**Your task:** Return all lines below containing the word "panel".

**Given data:**
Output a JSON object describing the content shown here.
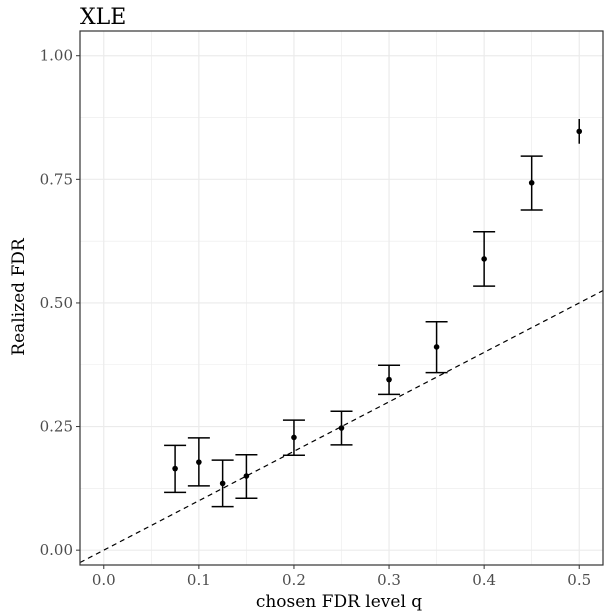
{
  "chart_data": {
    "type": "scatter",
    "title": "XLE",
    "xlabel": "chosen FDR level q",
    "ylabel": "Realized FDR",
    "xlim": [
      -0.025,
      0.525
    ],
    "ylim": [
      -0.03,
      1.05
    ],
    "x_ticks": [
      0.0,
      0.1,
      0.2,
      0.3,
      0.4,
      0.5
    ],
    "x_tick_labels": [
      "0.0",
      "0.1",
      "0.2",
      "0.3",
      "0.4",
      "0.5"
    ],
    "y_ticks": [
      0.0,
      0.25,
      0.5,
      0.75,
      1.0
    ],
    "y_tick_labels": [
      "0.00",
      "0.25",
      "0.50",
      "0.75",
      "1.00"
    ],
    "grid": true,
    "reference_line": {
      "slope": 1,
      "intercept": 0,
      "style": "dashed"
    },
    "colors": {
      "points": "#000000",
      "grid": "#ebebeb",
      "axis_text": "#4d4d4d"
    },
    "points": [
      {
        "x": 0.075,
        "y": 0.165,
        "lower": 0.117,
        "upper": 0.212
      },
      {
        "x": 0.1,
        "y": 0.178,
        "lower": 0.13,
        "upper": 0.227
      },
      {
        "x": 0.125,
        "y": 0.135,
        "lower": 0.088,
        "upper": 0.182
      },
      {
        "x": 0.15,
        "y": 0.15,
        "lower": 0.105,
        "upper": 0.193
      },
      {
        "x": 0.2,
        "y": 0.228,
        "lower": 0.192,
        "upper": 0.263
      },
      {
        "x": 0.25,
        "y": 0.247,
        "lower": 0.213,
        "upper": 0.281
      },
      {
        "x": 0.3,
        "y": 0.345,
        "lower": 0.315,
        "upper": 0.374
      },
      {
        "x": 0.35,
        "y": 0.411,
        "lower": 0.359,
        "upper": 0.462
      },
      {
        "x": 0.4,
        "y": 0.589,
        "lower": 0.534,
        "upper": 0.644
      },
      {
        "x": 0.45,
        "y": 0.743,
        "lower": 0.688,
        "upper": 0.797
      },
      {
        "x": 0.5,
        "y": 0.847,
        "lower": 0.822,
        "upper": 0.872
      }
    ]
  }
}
==
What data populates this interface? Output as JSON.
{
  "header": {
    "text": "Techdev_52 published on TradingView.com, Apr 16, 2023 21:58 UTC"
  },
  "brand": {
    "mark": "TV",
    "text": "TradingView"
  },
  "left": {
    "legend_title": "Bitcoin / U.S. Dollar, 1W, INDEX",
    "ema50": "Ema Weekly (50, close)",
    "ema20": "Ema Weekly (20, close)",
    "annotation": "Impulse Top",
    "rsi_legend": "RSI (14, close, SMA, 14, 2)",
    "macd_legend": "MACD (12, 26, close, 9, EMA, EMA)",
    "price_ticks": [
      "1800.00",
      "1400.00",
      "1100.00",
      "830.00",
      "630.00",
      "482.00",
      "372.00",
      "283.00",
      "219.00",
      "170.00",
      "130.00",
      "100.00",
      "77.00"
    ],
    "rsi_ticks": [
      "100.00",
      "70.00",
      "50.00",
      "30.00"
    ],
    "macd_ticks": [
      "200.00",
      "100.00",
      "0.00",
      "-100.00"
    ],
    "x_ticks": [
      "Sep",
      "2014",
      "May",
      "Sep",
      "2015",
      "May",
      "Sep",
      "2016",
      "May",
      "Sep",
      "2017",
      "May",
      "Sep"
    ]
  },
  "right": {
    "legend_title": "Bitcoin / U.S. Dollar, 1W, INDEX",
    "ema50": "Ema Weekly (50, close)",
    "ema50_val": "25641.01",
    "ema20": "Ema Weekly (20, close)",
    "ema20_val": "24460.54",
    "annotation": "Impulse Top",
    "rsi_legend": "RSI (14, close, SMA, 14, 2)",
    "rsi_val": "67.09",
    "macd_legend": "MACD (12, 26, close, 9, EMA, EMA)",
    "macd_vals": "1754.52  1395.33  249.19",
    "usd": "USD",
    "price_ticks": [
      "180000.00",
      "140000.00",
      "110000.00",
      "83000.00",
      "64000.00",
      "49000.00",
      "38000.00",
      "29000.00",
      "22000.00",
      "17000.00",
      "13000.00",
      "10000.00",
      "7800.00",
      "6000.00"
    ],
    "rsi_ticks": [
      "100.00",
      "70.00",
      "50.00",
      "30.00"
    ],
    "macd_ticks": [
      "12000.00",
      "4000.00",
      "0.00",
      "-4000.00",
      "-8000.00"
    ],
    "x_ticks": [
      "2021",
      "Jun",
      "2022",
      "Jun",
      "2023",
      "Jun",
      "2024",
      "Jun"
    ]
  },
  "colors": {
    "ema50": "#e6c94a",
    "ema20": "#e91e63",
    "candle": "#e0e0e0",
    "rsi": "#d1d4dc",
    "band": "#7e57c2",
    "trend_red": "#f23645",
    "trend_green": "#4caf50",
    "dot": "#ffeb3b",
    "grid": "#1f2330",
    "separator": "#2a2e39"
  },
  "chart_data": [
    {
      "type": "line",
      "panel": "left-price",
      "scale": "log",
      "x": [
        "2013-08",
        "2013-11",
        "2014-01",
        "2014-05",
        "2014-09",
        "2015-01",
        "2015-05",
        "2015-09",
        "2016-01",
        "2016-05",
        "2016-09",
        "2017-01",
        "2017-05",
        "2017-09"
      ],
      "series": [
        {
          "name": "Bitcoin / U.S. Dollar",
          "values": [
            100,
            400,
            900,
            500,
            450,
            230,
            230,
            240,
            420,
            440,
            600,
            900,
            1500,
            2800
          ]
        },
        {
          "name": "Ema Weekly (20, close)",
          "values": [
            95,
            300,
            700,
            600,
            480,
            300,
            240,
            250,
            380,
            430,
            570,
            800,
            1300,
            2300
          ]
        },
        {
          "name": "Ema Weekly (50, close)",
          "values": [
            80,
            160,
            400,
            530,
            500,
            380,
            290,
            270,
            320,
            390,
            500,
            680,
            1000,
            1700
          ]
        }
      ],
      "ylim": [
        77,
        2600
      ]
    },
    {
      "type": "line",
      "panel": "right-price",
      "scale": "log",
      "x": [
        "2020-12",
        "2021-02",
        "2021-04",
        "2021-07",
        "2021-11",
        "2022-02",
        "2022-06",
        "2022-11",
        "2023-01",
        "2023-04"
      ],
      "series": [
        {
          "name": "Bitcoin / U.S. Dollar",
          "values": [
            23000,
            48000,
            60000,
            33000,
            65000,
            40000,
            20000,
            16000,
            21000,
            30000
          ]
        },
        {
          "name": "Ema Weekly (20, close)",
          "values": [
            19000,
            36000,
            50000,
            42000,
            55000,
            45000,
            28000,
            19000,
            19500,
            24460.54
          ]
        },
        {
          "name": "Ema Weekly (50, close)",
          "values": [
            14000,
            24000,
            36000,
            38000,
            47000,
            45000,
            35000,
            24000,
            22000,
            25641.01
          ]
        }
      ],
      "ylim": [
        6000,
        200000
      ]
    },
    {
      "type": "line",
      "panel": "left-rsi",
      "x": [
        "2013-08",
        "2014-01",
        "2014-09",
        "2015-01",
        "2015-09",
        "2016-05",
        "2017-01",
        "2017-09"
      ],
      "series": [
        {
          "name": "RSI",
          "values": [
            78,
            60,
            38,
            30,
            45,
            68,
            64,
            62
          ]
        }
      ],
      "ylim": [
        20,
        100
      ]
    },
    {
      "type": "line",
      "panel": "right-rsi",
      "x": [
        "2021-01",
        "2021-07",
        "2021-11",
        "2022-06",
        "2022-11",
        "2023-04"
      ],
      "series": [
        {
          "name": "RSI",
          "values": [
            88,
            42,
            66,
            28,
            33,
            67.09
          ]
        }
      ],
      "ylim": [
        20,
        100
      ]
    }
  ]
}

**Worked solution:**
      "panel": "left-price",
      "panel": "right-price",
      "panel": "left-rsi",
      "panel": "right-rsi",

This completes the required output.